◆ Text shown ◆

These are the drives I can put into my server:

2x 16TB HDD

1x 10TB HDD

1x 8TB HDD

1x 8TB SATA SSD

1x 4TB SATA SSD

2x 2TB SATA SSD

1x 1TB NVMe SSD (think I will put this in my workstation instead of my server, unless there is a good reason otherwise)

I initially thought it would be as simple as chucking everything into a single array, with one of the 16TB HDDs as a parity drive. Then I read about cache pools and how they can improve write speeds. Then I also read that putting SSDs into an array would be suboptimal at best, and unsupported at worst. My main priority is to maximise capacity - I currently have about 35-40TB of data which I intend to store on my Unraid server. I'm okay with the minimum amount of redundancy - that's why I was okay having just the single 16TB parity drive. Having a cache would be cool too, if possible for my configuration.

◆ Raw data ◆
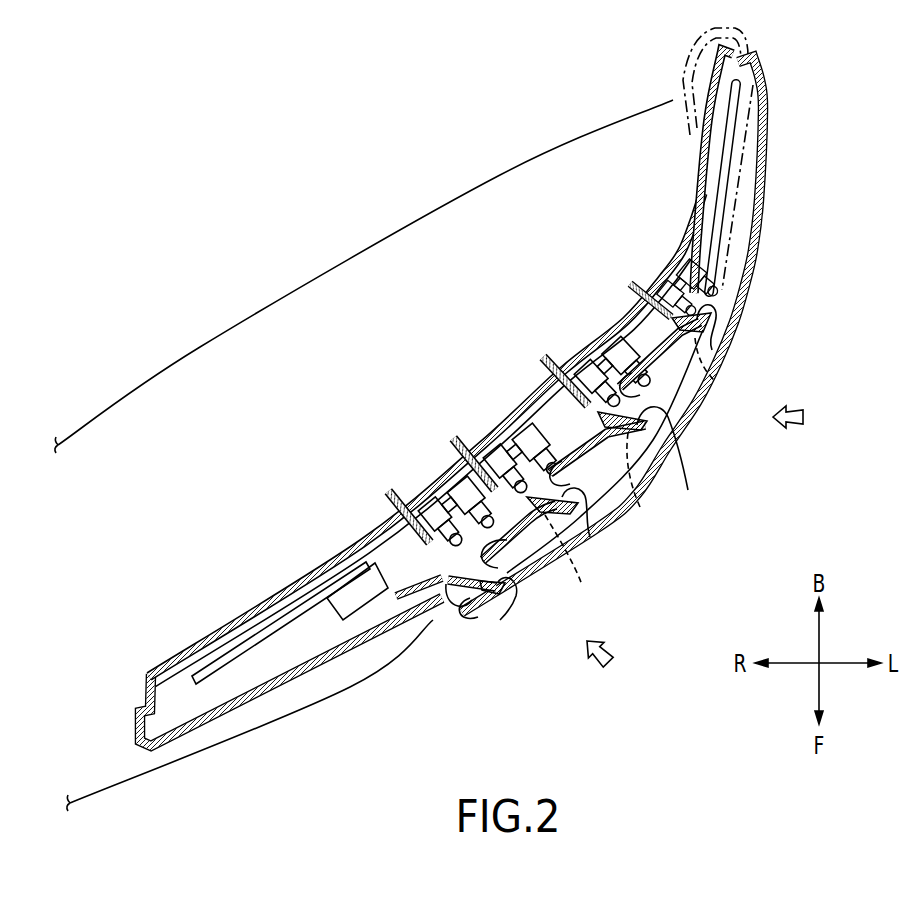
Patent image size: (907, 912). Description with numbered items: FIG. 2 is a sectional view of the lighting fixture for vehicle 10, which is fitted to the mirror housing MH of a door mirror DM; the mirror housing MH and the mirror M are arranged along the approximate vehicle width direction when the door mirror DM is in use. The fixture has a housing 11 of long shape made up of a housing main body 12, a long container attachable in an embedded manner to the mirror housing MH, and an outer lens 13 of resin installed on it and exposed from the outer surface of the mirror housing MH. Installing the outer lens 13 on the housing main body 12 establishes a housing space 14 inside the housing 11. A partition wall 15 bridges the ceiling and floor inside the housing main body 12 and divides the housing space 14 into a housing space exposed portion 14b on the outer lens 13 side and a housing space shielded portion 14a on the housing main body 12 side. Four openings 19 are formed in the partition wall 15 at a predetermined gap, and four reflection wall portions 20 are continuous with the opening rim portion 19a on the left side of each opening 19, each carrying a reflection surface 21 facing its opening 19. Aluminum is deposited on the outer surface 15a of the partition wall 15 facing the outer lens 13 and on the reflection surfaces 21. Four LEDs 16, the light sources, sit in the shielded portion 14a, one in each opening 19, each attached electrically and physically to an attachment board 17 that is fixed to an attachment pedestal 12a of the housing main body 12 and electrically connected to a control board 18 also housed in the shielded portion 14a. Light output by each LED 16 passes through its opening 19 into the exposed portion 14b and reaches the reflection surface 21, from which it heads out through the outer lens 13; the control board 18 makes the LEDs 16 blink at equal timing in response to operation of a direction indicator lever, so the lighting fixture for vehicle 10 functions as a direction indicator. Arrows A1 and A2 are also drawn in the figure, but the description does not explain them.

◆ List of tasks ◆
- a) Answer these from the post about server drives, one answer per line:
(i) How many 2TB SATA SSDs are listed?
(ii) Where does the writer expect to put the 1TB NVMe SSD instead of the server?
(iii) About how much data does the writer currently have?
- b) Repeat word for word the stretch of the post about server drives from "2x 2TB SATA" through "for my configuration.".

◆ Answers for the tasks ◆
- a)
(i) Two
(ii) In the workstation
(iii) About 35-40TB

- b)
2x 2TB SATA SSD

1x 1TB NVMe SSD (think I will put this in my workstation instead of my server, unless there is a good reason otherwise)

I initially thought it would be as simple as chucking everything into a single array, with one of the 16TB HDDs as a parity drive. Then I read about cache pools and how they can improve write speeds. Then I also read that putting SSDs into an array would be suboptimal at best, and unsupported at worst. My main priority is to maximise capacity - I currently have about 35-40TB of data which I intend to store on my Unraid server. I'm okay with the minimum amount of redundancy - that's why I was okay having just the single 16TB parity drive. Having a cache would be cool too, if possible for my configuration.